-- Start --
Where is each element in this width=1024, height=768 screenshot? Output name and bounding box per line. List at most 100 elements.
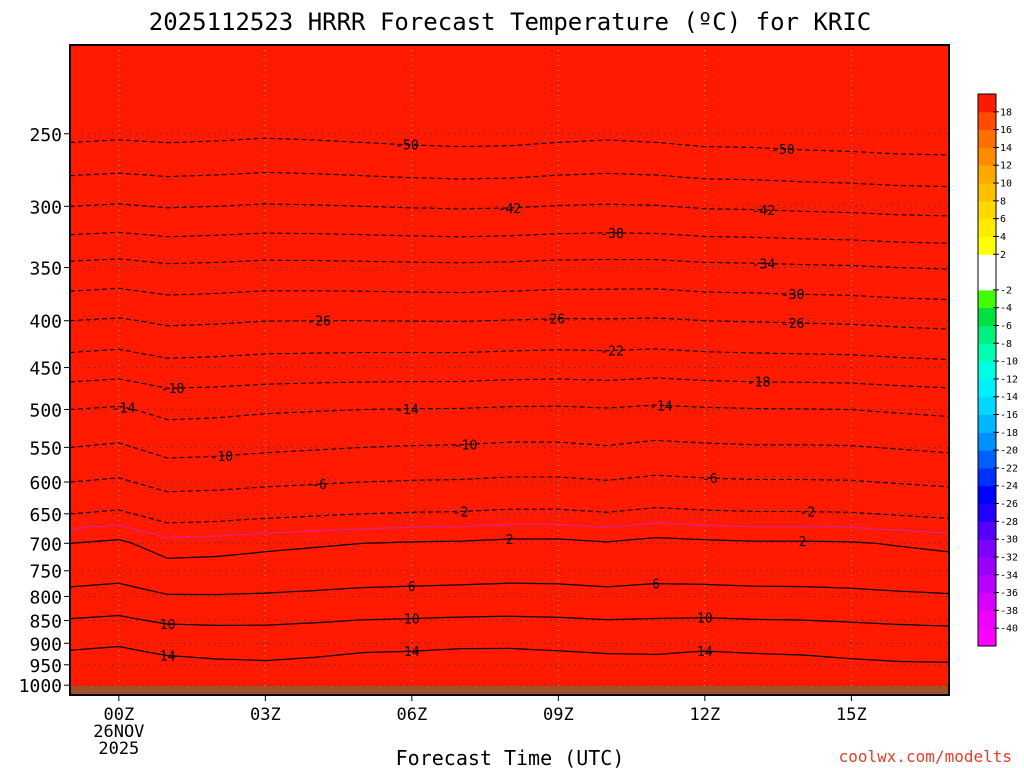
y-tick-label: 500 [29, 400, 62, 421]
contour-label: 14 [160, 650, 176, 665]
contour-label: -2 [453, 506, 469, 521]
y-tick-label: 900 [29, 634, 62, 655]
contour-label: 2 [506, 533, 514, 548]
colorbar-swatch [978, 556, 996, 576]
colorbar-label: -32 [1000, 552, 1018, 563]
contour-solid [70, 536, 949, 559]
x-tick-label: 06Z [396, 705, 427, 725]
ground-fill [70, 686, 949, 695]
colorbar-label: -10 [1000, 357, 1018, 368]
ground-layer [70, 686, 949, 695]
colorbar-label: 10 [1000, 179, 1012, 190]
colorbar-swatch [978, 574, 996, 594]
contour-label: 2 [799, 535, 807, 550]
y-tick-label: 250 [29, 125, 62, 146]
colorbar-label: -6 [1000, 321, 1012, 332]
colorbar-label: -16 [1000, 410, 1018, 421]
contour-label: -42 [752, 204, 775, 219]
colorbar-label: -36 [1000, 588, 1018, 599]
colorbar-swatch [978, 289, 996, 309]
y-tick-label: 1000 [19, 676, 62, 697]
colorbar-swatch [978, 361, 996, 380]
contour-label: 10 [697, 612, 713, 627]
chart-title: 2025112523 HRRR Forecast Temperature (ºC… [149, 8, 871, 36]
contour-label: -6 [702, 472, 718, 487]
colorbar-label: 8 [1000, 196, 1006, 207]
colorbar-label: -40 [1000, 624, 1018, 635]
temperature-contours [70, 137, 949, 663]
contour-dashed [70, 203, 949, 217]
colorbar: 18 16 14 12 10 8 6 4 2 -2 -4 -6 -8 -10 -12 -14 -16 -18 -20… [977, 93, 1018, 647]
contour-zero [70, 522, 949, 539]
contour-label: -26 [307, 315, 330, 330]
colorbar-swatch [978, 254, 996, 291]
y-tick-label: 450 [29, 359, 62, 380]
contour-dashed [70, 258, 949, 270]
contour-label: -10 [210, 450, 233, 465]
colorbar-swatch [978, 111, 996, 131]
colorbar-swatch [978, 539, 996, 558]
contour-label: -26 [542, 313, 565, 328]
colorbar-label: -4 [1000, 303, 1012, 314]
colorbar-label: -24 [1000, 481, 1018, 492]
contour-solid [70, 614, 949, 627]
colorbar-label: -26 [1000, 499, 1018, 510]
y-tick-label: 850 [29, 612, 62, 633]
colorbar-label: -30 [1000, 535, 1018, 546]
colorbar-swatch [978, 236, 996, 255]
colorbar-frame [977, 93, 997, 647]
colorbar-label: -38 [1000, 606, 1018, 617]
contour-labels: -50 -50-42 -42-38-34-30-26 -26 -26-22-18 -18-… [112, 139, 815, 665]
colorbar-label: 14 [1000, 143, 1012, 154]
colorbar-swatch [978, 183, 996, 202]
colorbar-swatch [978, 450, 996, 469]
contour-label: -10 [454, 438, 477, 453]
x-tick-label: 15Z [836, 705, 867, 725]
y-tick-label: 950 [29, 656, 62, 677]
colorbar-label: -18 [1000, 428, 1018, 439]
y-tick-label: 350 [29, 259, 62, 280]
-- End --
== PROBLEM ==
Reproduce the lines above verbatim, from the line containing "y-tick-label: 500 [29, 400, 62, 421]" up to and including the line containing "contour-label: -42 [752, 204, 775, 219]".

== ANSWER FOR THE TASK ==
y-tick-label: 500 [29, 400, 62, 421]
contour-label: 14 [160, 650, 176, 665]
contour-label: -2 [453, 506, 469, 521]
y-tick-label: 900 [29, 634, 62, 655]
contour-label: 2 [506, 533, 514, 548]
colorbar-swatch [978, 556, 996, 576]
colorbar-label: -32 [1000, 552, 1018, 563]
contour-solid [70, 536, 949, 559]
x-tick-label: 06Z [396, 705, 427, 725]
ground-fill [70, 686, 949, 695]
colorbar-label: -10 [1000, 357, 1018, 368]
ground-layer [70, 686, 949, 695]
colorbar-label: 10 [1000, 179, 1012, 190]
colorbar-swatch [978, 574, 996, 594]
contour-label: 2 [799, 535, 807, 550]
y-tick-label: 250 [29, 125, 62, 146]
colorbar-label: -6 [1000, 321, 1012, 332]
colorbar-label: -16 [1000, 410, 1018, 421]
contour-label: -42 [752, 204, 775, 219]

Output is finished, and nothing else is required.